- [What is required]: Using the material that follows, identify and copy each line with the string "Install".
--- start ---
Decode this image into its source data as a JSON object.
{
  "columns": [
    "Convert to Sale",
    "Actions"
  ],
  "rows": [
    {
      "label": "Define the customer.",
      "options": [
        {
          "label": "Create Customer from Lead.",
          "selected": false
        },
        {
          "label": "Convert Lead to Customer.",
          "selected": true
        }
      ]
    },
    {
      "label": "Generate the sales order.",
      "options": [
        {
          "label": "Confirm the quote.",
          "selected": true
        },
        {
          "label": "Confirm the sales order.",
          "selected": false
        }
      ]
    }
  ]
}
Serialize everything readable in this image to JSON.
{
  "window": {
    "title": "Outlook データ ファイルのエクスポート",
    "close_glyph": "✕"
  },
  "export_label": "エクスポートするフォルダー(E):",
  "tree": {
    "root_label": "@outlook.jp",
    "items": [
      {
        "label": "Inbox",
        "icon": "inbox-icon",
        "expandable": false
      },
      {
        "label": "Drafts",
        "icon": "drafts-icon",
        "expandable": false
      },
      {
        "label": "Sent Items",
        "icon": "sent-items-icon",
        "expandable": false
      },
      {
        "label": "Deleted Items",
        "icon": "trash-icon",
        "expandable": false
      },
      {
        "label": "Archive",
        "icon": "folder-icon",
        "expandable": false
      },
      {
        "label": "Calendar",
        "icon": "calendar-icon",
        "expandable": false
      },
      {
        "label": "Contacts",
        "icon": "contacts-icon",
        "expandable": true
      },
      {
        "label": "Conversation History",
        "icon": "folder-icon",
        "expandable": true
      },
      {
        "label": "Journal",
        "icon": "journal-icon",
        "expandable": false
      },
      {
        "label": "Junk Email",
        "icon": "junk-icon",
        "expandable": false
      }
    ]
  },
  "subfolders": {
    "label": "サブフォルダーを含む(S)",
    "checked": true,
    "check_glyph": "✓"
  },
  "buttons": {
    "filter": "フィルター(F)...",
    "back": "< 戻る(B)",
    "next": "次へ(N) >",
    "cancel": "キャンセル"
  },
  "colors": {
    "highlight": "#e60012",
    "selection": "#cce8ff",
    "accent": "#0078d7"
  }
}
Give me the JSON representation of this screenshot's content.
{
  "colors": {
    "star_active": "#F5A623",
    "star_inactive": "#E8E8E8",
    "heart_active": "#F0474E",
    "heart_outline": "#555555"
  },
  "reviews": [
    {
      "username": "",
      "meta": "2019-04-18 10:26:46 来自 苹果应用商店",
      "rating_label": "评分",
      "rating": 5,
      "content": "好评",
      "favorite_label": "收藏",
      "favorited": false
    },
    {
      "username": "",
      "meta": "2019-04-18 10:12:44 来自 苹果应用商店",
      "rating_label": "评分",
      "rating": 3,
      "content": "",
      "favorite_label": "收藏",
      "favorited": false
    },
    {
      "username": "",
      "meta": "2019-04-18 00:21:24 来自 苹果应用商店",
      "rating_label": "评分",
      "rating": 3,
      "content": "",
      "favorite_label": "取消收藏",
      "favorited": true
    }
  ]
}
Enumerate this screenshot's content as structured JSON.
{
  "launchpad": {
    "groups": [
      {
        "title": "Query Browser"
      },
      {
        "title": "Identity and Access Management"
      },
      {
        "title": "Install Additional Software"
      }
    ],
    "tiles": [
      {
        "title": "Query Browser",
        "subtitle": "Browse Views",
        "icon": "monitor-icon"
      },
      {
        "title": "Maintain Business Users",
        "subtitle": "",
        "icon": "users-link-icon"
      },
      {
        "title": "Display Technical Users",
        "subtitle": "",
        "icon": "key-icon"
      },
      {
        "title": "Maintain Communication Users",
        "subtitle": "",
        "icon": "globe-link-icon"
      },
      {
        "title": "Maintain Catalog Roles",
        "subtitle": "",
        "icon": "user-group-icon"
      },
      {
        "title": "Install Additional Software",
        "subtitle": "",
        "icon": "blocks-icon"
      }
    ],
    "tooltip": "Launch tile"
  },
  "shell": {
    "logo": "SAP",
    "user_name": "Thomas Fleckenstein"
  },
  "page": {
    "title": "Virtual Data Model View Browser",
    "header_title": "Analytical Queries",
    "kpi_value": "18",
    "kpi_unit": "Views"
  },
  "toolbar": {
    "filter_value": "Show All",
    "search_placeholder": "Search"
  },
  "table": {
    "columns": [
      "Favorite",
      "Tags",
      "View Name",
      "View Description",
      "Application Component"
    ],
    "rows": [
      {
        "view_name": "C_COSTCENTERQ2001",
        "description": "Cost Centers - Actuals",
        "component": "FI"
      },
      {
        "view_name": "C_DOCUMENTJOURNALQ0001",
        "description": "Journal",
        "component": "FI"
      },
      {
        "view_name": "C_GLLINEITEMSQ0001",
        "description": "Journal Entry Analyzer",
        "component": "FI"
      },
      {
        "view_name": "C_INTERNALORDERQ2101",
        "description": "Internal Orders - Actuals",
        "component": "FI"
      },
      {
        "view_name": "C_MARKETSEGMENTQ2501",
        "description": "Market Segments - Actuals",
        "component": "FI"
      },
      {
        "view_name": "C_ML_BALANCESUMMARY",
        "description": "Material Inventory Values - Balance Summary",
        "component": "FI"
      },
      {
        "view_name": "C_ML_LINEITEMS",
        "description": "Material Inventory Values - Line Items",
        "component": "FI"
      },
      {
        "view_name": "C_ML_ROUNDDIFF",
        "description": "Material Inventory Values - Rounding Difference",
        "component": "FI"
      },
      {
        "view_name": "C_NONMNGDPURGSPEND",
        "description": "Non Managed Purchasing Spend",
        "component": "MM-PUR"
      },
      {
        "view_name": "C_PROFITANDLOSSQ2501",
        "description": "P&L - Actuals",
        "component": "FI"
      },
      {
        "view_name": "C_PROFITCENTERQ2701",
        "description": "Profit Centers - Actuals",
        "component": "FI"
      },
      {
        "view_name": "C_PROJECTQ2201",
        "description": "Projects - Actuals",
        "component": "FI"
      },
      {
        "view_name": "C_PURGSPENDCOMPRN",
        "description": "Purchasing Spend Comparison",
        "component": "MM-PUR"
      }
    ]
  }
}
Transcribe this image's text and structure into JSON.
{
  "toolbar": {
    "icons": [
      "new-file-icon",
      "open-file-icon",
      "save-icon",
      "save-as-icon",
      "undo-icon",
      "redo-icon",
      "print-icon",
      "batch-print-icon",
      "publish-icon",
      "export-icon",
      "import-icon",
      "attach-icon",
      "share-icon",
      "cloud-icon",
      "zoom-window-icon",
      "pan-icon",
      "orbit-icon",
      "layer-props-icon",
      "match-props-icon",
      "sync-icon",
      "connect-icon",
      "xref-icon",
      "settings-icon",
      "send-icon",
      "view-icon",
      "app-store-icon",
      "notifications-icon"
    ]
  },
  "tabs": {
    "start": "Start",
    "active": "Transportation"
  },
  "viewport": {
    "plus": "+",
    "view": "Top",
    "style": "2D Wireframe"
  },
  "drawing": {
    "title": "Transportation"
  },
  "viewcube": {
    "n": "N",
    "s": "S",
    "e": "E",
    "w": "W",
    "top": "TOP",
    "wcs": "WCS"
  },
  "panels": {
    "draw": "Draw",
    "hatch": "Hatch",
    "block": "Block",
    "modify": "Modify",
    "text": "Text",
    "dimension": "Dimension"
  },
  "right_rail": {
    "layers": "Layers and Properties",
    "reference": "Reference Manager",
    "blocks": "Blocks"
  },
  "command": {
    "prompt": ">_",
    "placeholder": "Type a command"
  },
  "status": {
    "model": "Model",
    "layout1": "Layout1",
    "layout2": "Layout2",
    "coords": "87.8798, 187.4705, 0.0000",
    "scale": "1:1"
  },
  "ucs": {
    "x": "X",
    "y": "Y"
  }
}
--- end ---
- [Task answer]:
        "title": "Install Additional Software"
        "title": "Install Additional Software",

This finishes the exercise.